◆ **OBJECTIF A**:
Transcrivez le passage du texte sur la peinture de Néferhotep qui commence à « Salle 5 - Vitrine » et se termine à « situation géographique précise. ».
◆ **OBJECTIF B**:
Veuillez reprendre le texte sur la peinture de Néferhotep à la suite de sa dernière phrase.

◆ **EXTRAIT**:
Publié le 16 mars 2010 par Rl1948

     Impatiemment, peut-être, vous l'attendiez, l'espériez, le guettiez, le trouviez long à venir ...
     Aujourd'hui, il est me semble-t-il temps d'envisager de répondre partiellement à votre attente : après trois interventions préalables qui m'ont permis, le 23 février dernier, d'évoquer la personnalité ainsi que le parcours professionnel de Frédéric Cailliaud ; le 2 mars, de retracer l'origine de la présence dans cette salle 5 du Département des Antiquités égyptiennes du Musée du Louvre d'une superbe peinture pariétale ; et, mardi dernier, d'avoir quelque peu tenté d'instruire le "procès", toujours d'actualité, du pillage des anciennes civilisations au profit de grandes institutions muséales à travers le monde, voire de
richissimes collectionneurs, le voici enfin, toujours bien en évidence sur la paroi du fond de la vitrine 2 devant laquelle nous devisons vous et moi, amis lecteurs, depuis quelques semaines.
Salle 5 - Vitrine 2


     C
onstituant originellement le centre d'une scène de chasse et de pêche dans les marais nilotiques, ce fragment de peinture sur limon stuqué, d'une longueur de 74, 5 cm pour 43 cm de haut, fut détaché, souvenez-vous, en 1822, sinon personnellement, à tout le moins par quelqu'un exécutant l'ordre de Frédéric Cailliaud, de  la partie inférieure du mur du fond de la chapelle funéraire de l'hypogée situé à Dra Abou el-Naga, au nord-est de la nécropole thébaine, d'un certain Néferhotep, "Directeur du Grenier" sous les règnes de Thoutmosis III et de son fils Amenhotep II. Tombe qui, je le souligne derechef, a malheureusement aujourd'hui totalement disparu sous les sables dans la mesure où, à l'époque, pas une seule indication n'avait été notée quant à sa situation géographique précise.

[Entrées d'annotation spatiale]
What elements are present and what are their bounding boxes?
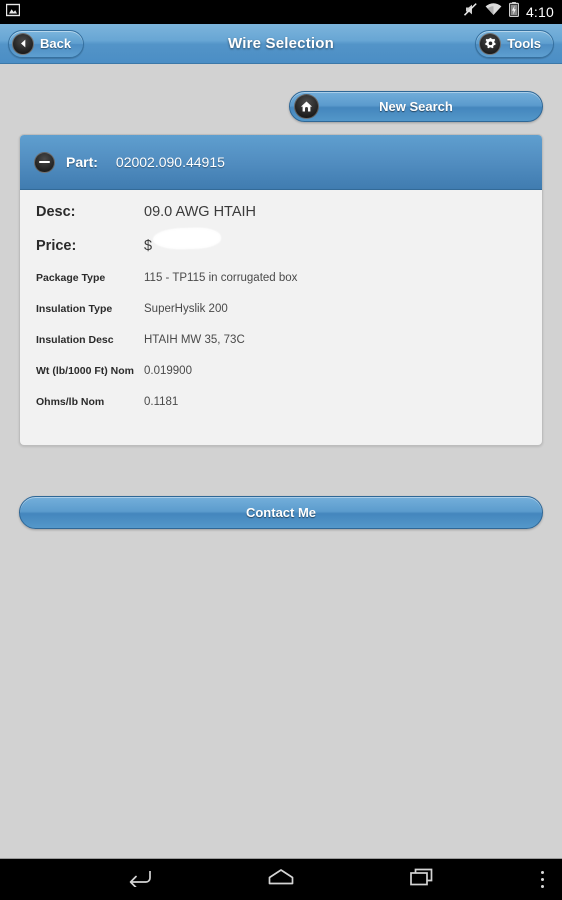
detail-value: HTAIH MW 35, 73C: [144, 334, 245, 346]
part-label: Part:: [66, 154, 98, 170]
chevron-left-icon: [12, 32, 34, 55]
detail-row-price: Price: $: [20, 230, 542, 254]
detail-row-package-type: Package Type 115 - TP115 in corrugated b…: [20, 272, 542, 284]
detail-value: 09.0 AWG HTAIH: [144, 204, 256, 220]
detail-value: 0.1181: [144, 396, 179, 408]
back-button[interactable]: Back: [8, 29, 85, 58]
home-icon: [294, 94, 319, 119]
part-card: Part: 02002.090.44915 Desc: 09.0 AWG HTA…: [19, 134, 543, 446]
nav-home-icon: [266, 867, 296, 892]
nav-recents-icon: [410, 867, 436, 892]
detail-row-insulation-desc: Insulation Desc HTAIH MW 35, 73C: [20, 334, 542, 346]
app-root: 4:10 Back Wire Selection Tools New Searc…: [0, 0, 562, 900]
nav-back-button[interactable]: [104, 867, 174, 892]
detail-label: Wt (lb/1000 Ft) Nom: [36, 365, 135, 377]
image-icon: [5, 3, 21, 22]
detail-row-weight-nom: Wt (lb/1000 Ft) Nom 0.019900: [20, 365, 542, 377]
battery-charging-icon: [508, 2, 519, 22]
detail-label: Ohms/lb Nom: [36, 396, 105, 408]
main-content: New Search Part: 02002.090.44915 Desc: 0…: [0, 64, 562, 858]
detail-label: Insulation Type: [36, 303, 113, 315]
part-detail-list: Desc: 09.0 AWG HTAIH Price: $ Package Ty…: [20, 190, 542, 445]
part-card-header[interactable]: Part: 02002.090.44915: [20, 135, 542, 190]
app-title-bar: Back Wire Selection Tools: [0, 24, 562, 64]
detail-label: Price:: [36, 238, 77, 254]
tools-button[interactable]: Tools: [475, 29, 554, 58]
detail-row-desc: Desc: 09.0 AWG HTAIH: [20, 204, 542, 220]
mute-icon: [463, 2, 478, 22]
new-search-button[interactable]: New Search: [289, 91, 543, 122]
gear-icon: [479, 32, 502, 55]
nav-home-button[interactable]: [246, 867, 316, 892]
tools-button-label: Tools: [507, 36, 541, 51]
android-nav-bar: [0, 858, 562, 900]
status-bar-notifications: [5, 3, 21, 22]
detail-value-price-redacted: $: [144, 230, 219, 254]
minus-circle-icon[interactable]: [34, 151, 55, 173]
contact-me-button[interactable]: Contact Me: [19, 496, 543, 529]
nav-recents-button[interactable]: [388, 867, 458, 892]
part-number: 02002.090.44915: [115, 154, 225, 170]
status-bar-system-icons: 4:10: [463, 2, 554, 22]
price-redaction-overlay: [155, 230, 219, 247]
toolbar-row: New Search: [19, 64, 543, 122]
detail-label: Package Type: [36, 272, 106, 284]
detail-label: Desc:: [36, 204, 76, 220]
new-search-label: New Search: [379, 99, 453, 114]
detail-row-ohms-nom: Ohms/lb Nom 0.1181: [20, 396, 542, 408]
overflow-menu-button[interactable]: [541, 859, 544, 900]
wifi-icon: [485, 3, 502, 21]
back-button-label: Back: [40, 36, 72, 51]
status-bar-clock: 4:10: [525, 4, 554, 20]
overflow-menu-icon: [541, 869, 544, 890]
price-currency-symbol: $: [144, 238, 153, 254]
detail-value: SuperHyslik 200: [144, 303, 228, 315]
contact-row: Contact Me: [19, 496, 543, 529]
detail-value: 0.019900: [144, 365, 192, 377]
android-status-bar: 4:10: [0, 0, 562, 24]
detail-row-insulation-type: Insulation Type SuperHyslik 200: [20, 303, 542, 315]
detail-value: 115 - TP115 in corrugated box: [144, 272, 298, 284]
detail-label: Insulation Desc: [36, 334, 114, 346]
nav-back-icon: [125, 867, 153, 892]
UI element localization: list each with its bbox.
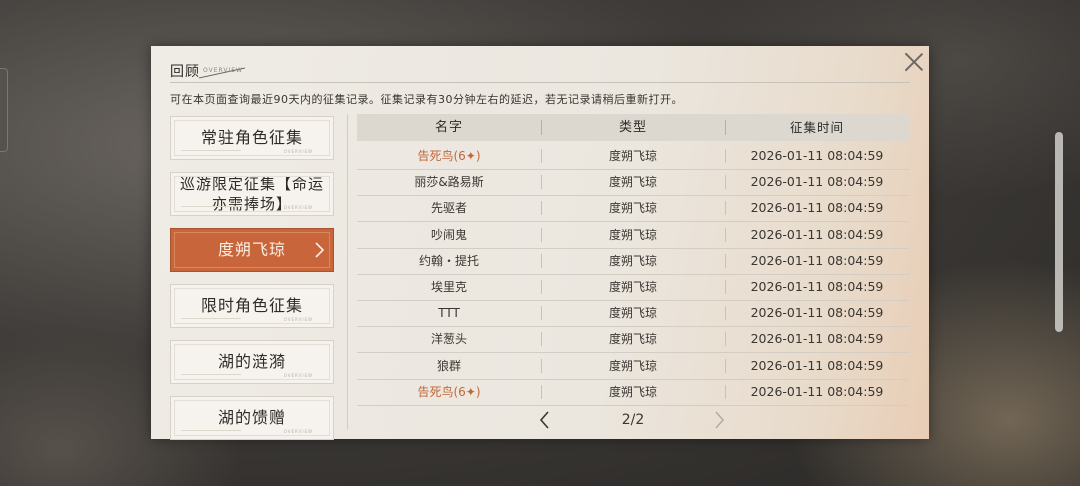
row-time: 2026-01-11 08:04:59 (750, 148, 884, 163)
table-row: 埃里克 度朔飞琼 2026-01-11 08:04:59 (357, 274, 909, 301)
row-time: 2026-01-11 08:04:59 (750, 357, 884, 373)
row-time: 2026-01-11 08:04:59 (750, 174, 884, 190)
category-deco-line (181, 206, 241, 207)
row-time: 2026-01-11 08:04:59 (750, 252, 884, 268)
column-header-type: 类型 (618, 120, 647, 135)
category-deco-text: OVERVIEW (283, 317, 313, 322)
side-divider (347, 114, 348, 430)
chevron-right-icon (315, 242, 325, 258)
table-row: 告死鸟(6✦) 度朔飞琼 2026-01-11 08:04:59 (357, 143, 909, 170)
category-deco-text: OVERVIEW (283, 373, 313, 378)
row-type: 度朔飞琼 (608, 306, 657, 321)
title-divider (170, 82, 910, 83)
category-label: 湖的馈赠 (217, 408, 286, 427)
scrollbar[interactable] (1055, 132, 1063, 332)
category-item[interactable]: 度朔飞琼 (170, 228, 334, 272)
category-label: 限时角色征集 (200, 296, 303, 315)
row-name: 狼群 (436, 358, 461, 373)
category-deco-text: OVERVIEW (283, 149, 313, 154)
row-name: 告死鸟(6✦) (417, 149, 481, 163)
row-type: 度朔飞琼 (608, 253, 657, 268)
panel-title-en: OVERVIEW (203, 67, 243, 74)
category-deco-text: OVERVIEW (283, 429, 313, 434)
row-type: 度朔飞琼 (608, 227, 657, 242)
table-header: 名字 类型 征集时间 (357, 114, 909, 141)
chevron-right-icon[interactable] (709, 409, 729, 431)
side-handle[interactable] (0, 68, 8, 152)
table-row: 告死鸟(6✦) 度朔飞琼 2026-01-11 08:04:59 (357, 379, 909, 406)
row-type: 度朔飞琼 (608, 201, 657, 216)
row-name: 先驱者 (430, 201, 467, 216)
panel-title: 回顾 (170, 64, 200, 80)
row-type: 度朔飞琼 (608, 358, 657, 373)
pager: 2/2 (357, 406, 909, 434)
row-type: 度朔飞琼 (608, 384, 657, 399)
row-name: 吵闹鬼 (430, 227, 467, 242)
row-name: 丽莎&路易斯 (414, 175, 484, 190)
table-row: TTT 度朔飞琼 2026-01-11 08:04:59 (357, 300, 909, 328)
table-row: 洋葱头 度朔飞琼 2026-01-11 08:04:59 (357, 326, 909, 354)
category-item[interactable]: 巡游限定征集【命运亦需捧场】 OVERVIEW (170, 172, 334, 216)
row-name: 埃里克 (430, 280, 467, 294)
chevron-left-icon[interactable] (535, 409, 555, 431)
column-header-name: 名字 (434, 120, 463, 135)
table-row: 丽莎&路易斯 度朔飞琼 2026-01-11 08:04:59 (357, 169, 909, 197)
row-name: 洋葱头 (430, 332, 467, 347)
row-name: 告死鸟(6✦) (417, 384, 481, 399)
category-deco-line (181, 374, 241, 375)
row-name: 约翰・提托 (418, 253, 479, 268)
close-icon[interactable] (902, 50, 926, 74)
row-type: 度朔飞琼 (608, 149, 657, 163)
row-time: 2026-01-11 08:04:59 (750, 279, 884, 294)
category-deco-text: OVERVIEW (283, 205, 313, 210)
category-deco-line (181, 318, 241, 319)
table-row: 约翰・提托 度朔飞琼 2026-01-11 08:04:59 (357, 248, 909, 275)
category-item[interactable]: 限时角色征集 OVERVIEW (170, 284, 334, 328)
table-row: 吵闹鬼 度朔飞琼 2026-01-11 08:04:59 (357, 222, 909, 249)
category-item[interactable]: 常驻角色征集 OVERVIEW (170, 116, 334, 160)
row-time: 2026-01-11 08:04:59 (750, 305, 884, 321)
category-deco-line (181, 150, 241, 151)
category-label: 度朔飞琼 (217, 240, 286, 259)
row-time: 2026-01-11 08:04:59 (750, 383, 884, 399)
row-type: 度朔飞琼 (608, 175, 657, 190)
row-type: 度朔飞琼 (608, 280, 657, 294)
category-label: 常驻角色征集 (200, 128, 303, 147)
category-item[interactable]: 湖的涟漪 OVERVIEW (170, 340, 334, 384)
row-time: 2026-01-11 08:04:59 (750, 200, 884, 216)
table-row: 狼群 度朔飞琼 2026-01-11 08:04:59 (357, 353, 909, 380)
row-time: 2026-01-11 08:04:59 (750, 226, 884, 242)
table-row: 先驱者 度朔飞琼 2026-01-11 08:04:59 (357, 195, 909, 223)
row-type: 度朔飞琼 (608, 332, 657, 347)
row-name: TTT (438, 306, 460, 321)
page-indicator: 2/2 (621, 412, 645, 428)
overview-panel: 回顾 OVERVIEW 可在本页面查询最近90天内的征集记录。征集记录有30分钟… (151, 46, 929, 440)
description: 可在本页面查询最近90天内的征集记录。征集记录有30分钟左右的延迟，若无记录请稍… (170, 93, 683, 106)
category-item[interactable]: 湖的馈赠 OVERVIEW (170, 396, 334, 440)
column-header-time: 征集时间 (789, 120, 844, 135)
row-time: 2026-01-11 08:04:59 (750, 331, 884, 347)
category-label: 湖的涟漪 (217, 352, 286, 371)
category-deco-line (181, 430, 241, 431)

◆ **RÉSULTAT DE LA TÂCHE A**:
Salle 5 - Vitrine 2


     C
onstituant originellement le centre d'une scène de chasse et de pêche dans les marais nilotiques, ce fragment de peinture sur limon stuqué, d'une longueur de 74, 5 cm pour 43 cm de haut, fut détaché, souvenez-vous, en 1822, sinon personnellement, à tout le moins par quelqu'un exécutant l'ordre de Frédéric Cailliaud, de  la partie inférieure du mur du fond de la chapelle funéraire de l'hypogée situé à Dra Abou el-Naga, au nord-est de la nécropole thébaine, d'un certain Néferhotep, "Directeur du Grenier" sous les règnes de Thoutmosis III et de son fils Amenhotep II. Tombe qui, je le souligne derechef, a malheureusement aujourd'hui totalement disparu sous les sables dans la mesure où, à l'époque, pas une seule indication n'avait été notée quant à sa situation géographique précise.

◆ **RÉSULTAT DE LA TÂCHE B**:
E 13 101
    Et notre fourré aux ombelles vertes dessinées en éventail, magnifiquement mises en évidence grâce au fond pâle sur lequel elles se détachent, alternant celles qui sont en bouton avec celles qui s'ouvrent en corolles et celles, dans la partie supérieure, tellement épanouies que leurs extrémités semblent se toucher en une sorte de demi-cercle continu, en fit partie, pour notre actuel plus grand bonheur esthétique ... au-delà du geste répréhensible, évidemment
    Il eût été regrettable, vous en conviendrez, que cette scène dans laquelle,  entourés de canards sauvages, hérons, et même une huppe, s'ébattent de frêles papillons ; dans laquelle aussi sans trop se préoccuper de l'environnement piaillant, une oiselle couve paisiblement ses petits à venir ;
Couvee-E-13101.jpg

dans laquelle, enfin, un héron contemple son congénère en train de nourrir sereinement leur progéniture,
Heron-nourricier-E-13101.jpg
que cette scène, donc, disparût à jamais enfouie sous les sables avec toutes les autres qui devaient vraisemblablement constituer la richesse de la "maison d'éternité" de ce haut-fonctionnaire palatial.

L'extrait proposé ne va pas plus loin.